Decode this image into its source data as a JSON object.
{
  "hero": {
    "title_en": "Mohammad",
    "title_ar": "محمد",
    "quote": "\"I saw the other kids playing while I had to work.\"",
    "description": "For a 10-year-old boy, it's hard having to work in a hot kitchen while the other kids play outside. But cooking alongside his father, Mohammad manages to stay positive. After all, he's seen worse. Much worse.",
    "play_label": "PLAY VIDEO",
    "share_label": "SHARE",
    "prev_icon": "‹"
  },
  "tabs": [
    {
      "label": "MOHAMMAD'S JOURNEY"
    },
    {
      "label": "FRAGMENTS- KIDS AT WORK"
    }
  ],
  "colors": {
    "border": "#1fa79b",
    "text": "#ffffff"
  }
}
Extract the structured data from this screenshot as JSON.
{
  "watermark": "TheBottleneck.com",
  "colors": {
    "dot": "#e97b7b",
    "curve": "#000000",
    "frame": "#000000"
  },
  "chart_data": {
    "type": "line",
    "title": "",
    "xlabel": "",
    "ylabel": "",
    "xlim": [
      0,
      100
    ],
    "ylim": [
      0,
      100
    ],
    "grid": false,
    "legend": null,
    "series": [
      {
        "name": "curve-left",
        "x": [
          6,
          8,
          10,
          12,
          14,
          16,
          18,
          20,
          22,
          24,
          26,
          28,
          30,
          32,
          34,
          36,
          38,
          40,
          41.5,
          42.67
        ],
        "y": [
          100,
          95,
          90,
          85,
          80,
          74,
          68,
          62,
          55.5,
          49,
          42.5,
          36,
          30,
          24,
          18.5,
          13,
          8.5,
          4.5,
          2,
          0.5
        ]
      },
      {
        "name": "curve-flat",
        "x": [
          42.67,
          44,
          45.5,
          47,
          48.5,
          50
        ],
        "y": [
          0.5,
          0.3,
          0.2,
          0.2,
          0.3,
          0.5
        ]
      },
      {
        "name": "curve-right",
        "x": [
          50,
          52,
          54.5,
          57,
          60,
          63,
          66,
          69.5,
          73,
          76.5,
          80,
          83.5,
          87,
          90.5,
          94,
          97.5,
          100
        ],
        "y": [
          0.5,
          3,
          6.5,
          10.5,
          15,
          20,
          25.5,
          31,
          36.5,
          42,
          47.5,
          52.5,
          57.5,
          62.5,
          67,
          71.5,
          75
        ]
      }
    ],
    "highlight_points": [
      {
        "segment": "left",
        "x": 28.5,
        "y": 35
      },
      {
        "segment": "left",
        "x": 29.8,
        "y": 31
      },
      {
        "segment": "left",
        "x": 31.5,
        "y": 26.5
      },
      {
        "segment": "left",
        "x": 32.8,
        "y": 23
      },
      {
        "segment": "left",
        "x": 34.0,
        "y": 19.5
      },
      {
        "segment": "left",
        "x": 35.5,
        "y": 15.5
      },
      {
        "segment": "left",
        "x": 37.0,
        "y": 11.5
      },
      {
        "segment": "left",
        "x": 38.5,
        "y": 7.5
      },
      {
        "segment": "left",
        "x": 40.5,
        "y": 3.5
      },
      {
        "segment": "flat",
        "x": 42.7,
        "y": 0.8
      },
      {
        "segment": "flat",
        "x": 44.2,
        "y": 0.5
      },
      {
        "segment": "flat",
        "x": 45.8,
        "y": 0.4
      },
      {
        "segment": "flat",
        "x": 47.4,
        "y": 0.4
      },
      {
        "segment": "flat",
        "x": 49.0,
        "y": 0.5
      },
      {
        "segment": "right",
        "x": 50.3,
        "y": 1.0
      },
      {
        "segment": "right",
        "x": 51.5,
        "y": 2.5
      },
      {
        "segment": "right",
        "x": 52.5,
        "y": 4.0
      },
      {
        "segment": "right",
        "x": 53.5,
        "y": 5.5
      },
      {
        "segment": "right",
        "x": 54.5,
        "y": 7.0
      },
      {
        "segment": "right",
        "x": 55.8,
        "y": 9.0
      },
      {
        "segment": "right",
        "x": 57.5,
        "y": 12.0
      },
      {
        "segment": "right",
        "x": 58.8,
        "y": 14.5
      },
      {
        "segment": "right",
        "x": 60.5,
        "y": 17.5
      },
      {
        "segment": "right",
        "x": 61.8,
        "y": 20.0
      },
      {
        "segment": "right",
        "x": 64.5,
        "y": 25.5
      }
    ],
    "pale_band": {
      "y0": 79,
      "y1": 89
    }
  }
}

• _EXERCISE DETAILS_
All of the lines above must be returned exactly.

• _COMPLETE RESPONSE_
Decode this image into its source data as a JSON object.
{
  "hero": {
    "title_en": "Mohammad",
    "title_ar": "محمد",
    "quote": "\"I saw the other kids playing while I had to work.\"",
    "description": "For a 10-year-old boy, it's hard having to work in a hot kitchen while the other kids play outside. But cooking alongside his father, Mohammad manages to stay positive. After all, he's seen worse. Much worse.",
    "play_label": "PLAY VIDEO",
    "share_label": "SHARE",
    "prev_icon": "‹"
  },
  "tabs": [
    {
      "label": "MOHAMMAD'S JOURNEY"
    },
    {
      "label": "FRAGMENTS- KIDS AT WORK"
    }
  ],
  "colors": {
    "border": "#1fa79b",
    "text": "#ffffff"
  }
}
Extract the structured data from this screenshot as JSON.
{
  "watermark": "TheBottleneck.com",
  "colors": {
    "dot": "#e97b7b",
    "curve": "#000000",
    "frame": "#000000"
  },
  "chart_data": {
    "type": "line",
    "title": "",
    "xlabel": "",
    "ylabel": "",
    "xlim": [
      0,
      100
    ],
    "ylim": [
      0,
      100
    ],
    "grid": false,
    "legend": null,
    "series": [
      {
        "name": "curve-left",
        "x": [
          6,
          8,
          10,
          12,
          14,
          16,
          18,
          20,
          22,
          24,
          26,
          28,
          30,
          32,
          34,
          36,
          38,
          40,
          41.5,
          42.67
        ],
        "y": [
          100,
          95,
          90,
          85,
          80,
          74,
          68,
          62,
          55.5,
          49,
          42.5,
          36,
          30,
          24,
          18.5,
          13,
          8.5,
          4.5,
          2,
          0.5
        ]
      },
      {
        "name": "curve-flat",
        "x": [
          42.67,
          44,
          45.5,
          47,
          48.5,
          50
        ],
        "y": [
          0.5,
          0.3,
          0.2,
          0.2,
          0.3,
          0.5
        ]
      },
      {
        "name": "curve-right",
        "x": [
          50,
          52,
          54.5,
          57,
          60,
          63,
          66,
          69.5,
          73,
          76.5,
          80,
          83.5,
          87,
          90.5,
          94,
          97.5,
          100
        ],
        "y": [
          0.5,
          3,
          6.5,
          10.5,
          15,
          20,
          25.5,
          31,
          36.5,
          42,
          47.5,
          52.5,
          57.5,
          62.5,
          67,
          71.5,
          75
        ]
      }
    ],
    "highlight_points": [
      {
        "segment": "left",
        "x": 28.5,
        "y": 35
      },
      {
        "segment": "left",
        "x": 29.8,
        "y": 31
      },
      {
        "segment": "left",
        "x": 31.5,
        "y": 26.5
      },
      {
        "segment": "left",
        "x": 32.8,
        "y": 23
      },
      {
        "segment": "left",
        "x": 34.0,
        "y": 19.5
      },
      {
        "segment": "left",
        "x": 35.5,
        "y": 15.5
      },
      {
        "segment": "left",
        "x": 37.0,
        "y": 11.5
      },
      {
        "segment": "left",
        "x": 38.5,
        "y": 7.5
      },
      {
        "segment": "left",
        "x": 40.5,
        "y": 3.5
      },
      {
        "segment": "flat",
        "x": 42.7,
        "y": 0.8
      },
      {
        "segment": "flat",
        "x": 44.2,
        "y": 0.5
      },
      {
        "segment": "flat",
        "x": 45.8,
        "y": 0.4
      },
      {
        "segment": "flat",
        "x": 47.4,
        "y": 0.4
      },
      {
        "segment": "flat",
        "x": 49.0,
        "y": 0.5
      },
      {
        "segment": "right",
        "x": 50.3,
        "y": 1.0
      },
      {
        "segment": "right",
        "x": 51.5,
        "y": 2.5
      },
      {
        "segment": "right",
        "x": 52.5,
        "y": 4.0
      },
      {
        "segment": "right",
        "x": 53.5,
        "y": 5.5
      },
      {
        "segment": "right",
        "x": 54.5,
        "y": 7.0
      },
      {
        "segment": "right",
        "x": 55.8,
        "y": 9.0
      },
      {
        "segment": "right",
        "x": 57.5,
        "y": 12.0
      },
      {
        "segment": "right",
        "x": 58.8,
        "y": 14.5
      },
      {
        "segment": "right",
        "x": 60.5,
        "y": 17.5
      },
      {
        "segment": "right",
        "x": 61.8,
        "y": 20.0
      },
      {
        "segment": "right",
        "x": 64.5,
        "y": 25.5
      }
    ],
    "pale_band": {
      "y0": 79,
      "y1": 89
    }
  }
}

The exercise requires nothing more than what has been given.